§ **WHAT IS REQUIRED**
Show all lines holding "sudo".

Data extracted from a collection:

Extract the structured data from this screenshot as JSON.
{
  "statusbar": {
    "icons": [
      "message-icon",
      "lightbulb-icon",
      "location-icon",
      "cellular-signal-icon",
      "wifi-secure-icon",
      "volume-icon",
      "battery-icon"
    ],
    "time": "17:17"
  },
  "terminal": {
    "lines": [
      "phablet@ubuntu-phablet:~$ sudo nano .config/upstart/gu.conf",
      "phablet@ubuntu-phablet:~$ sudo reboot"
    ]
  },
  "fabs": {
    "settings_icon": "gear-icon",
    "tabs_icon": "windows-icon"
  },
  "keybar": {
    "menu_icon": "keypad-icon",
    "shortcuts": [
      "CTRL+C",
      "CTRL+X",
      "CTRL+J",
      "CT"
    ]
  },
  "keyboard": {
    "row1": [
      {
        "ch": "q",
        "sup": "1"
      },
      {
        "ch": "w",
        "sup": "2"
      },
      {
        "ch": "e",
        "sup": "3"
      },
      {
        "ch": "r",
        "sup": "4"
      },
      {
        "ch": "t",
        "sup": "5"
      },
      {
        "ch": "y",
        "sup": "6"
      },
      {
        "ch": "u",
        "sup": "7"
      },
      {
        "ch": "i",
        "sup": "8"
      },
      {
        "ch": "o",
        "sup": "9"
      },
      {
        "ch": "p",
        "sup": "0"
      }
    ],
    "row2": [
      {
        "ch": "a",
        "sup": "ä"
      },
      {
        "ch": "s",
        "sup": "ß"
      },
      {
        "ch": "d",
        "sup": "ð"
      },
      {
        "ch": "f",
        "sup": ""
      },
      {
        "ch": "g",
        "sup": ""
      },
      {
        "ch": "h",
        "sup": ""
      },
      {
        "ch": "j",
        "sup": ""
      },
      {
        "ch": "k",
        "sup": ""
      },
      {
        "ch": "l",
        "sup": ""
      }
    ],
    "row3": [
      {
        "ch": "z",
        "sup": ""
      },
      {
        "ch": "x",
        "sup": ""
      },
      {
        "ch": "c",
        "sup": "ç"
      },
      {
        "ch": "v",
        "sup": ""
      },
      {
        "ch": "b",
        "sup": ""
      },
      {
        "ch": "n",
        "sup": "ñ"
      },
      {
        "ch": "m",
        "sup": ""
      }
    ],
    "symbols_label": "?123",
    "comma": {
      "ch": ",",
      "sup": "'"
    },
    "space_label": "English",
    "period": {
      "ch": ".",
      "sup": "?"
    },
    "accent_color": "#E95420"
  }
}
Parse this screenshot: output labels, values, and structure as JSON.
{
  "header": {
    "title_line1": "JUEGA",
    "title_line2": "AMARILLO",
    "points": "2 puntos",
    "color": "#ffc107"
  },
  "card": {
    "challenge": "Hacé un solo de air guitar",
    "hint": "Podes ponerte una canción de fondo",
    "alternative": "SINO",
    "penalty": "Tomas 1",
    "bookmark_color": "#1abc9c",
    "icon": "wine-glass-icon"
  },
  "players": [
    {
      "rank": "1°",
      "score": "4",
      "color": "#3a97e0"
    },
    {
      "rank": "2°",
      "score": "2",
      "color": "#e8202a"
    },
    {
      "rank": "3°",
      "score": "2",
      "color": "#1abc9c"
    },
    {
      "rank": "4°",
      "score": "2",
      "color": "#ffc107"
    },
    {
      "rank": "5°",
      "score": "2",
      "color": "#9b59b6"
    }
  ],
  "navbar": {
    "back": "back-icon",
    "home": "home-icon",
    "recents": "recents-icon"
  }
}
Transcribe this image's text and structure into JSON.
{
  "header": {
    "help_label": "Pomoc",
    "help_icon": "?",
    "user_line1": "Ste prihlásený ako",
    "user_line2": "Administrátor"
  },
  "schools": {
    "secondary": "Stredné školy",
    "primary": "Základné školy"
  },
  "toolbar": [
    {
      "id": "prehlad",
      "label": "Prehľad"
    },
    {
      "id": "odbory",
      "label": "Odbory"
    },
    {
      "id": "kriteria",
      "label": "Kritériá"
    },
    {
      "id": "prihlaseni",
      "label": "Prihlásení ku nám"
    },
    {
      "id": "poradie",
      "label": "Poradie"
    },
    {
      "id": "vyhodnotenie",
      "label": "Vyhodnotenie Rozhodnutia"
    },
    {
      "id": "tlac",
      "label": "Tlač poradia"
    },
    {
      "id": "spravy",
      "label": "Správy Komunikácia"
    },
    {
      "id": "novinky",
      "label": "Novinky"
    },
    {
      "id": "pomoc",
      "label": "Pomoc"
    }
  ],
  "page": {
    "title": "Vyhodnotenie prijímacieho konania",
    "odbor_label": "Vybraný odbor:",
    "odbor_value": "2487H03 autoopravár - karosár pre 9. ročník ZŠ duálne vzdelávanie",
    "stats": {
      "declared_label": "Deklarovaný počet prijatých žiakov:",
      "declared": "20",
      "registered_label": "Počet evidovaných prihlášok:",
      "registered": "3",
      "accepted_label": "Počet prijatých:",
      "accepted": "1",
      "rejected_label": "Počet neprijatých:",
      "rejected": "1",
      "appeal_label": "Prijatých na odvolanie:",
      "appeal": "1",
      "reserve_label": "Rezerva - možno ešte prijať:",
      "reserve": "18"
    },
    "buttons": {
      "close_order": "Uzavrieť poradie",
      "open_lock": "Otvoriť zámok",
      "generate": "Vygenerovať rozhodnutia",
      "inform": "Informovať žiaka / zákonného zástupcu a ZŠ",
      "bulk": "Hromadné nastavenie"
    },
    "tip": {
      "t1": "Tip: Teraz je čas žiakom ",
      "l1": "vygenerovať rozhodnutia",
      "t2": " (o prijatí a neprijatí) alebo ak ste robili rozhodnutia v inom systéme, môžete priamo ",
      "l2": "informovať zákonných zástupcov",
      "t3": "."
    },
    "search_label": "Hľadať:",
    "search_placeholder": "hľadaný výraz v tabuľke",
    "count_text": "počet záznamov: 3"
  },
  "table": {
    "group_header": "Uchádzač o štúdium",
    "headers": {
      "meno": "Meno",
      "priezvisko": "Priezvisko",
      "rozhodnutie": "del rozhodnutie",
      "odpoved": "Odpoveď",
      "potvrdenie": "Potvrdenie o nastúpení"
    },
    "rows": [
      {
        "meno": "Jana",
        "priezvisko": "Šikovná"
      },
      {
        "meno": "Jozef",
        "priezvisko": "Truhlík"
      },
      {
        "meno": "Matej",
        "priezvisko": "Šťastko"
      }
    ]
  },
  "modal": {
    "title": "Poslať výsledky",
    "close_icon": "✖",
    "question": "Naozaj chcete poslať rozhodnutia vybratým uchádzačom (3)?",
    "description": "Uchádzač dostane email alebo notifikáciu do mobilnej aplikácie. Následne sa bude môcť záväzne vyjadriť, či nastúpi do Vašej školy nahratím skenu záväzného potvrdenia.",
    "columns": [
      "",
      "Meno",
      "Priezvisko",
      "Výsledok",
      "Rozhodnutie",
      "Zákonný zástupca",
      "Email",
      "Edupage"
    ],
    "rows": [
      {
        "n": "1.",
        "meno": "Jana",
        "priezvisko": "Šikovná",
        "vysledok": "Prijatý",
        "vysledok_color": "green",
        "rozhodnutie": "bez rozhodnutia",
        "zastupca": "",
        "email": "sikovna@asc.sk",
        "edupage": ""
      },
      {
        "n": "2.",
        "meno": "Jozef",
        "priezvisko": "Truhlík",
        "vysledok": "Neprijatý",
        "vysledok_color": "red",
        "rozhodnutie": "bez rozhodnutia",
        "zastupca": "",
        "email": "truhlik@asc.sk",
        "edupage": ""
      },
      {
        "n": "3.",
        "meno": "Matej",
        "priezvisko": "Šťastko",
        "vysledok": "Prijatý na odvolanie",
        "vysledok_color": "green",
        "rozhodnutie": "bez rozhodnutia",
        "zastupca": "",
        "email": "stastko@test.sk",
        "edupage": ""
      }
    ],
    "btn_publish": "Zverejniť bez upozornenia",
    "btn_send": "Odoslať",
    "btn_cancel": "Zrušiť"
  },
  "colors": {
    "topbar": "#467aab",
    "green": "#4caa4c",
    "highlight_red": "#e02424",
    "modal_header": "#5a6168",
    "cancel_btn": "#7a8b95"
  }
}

§ **SOLVED PROBLEM**
      "phablet@ubuntu-phablet:~$ sudo nano .config/upstart/gu.conf",
      "phablet@ubuntu-phablet:~$ sudo reboot"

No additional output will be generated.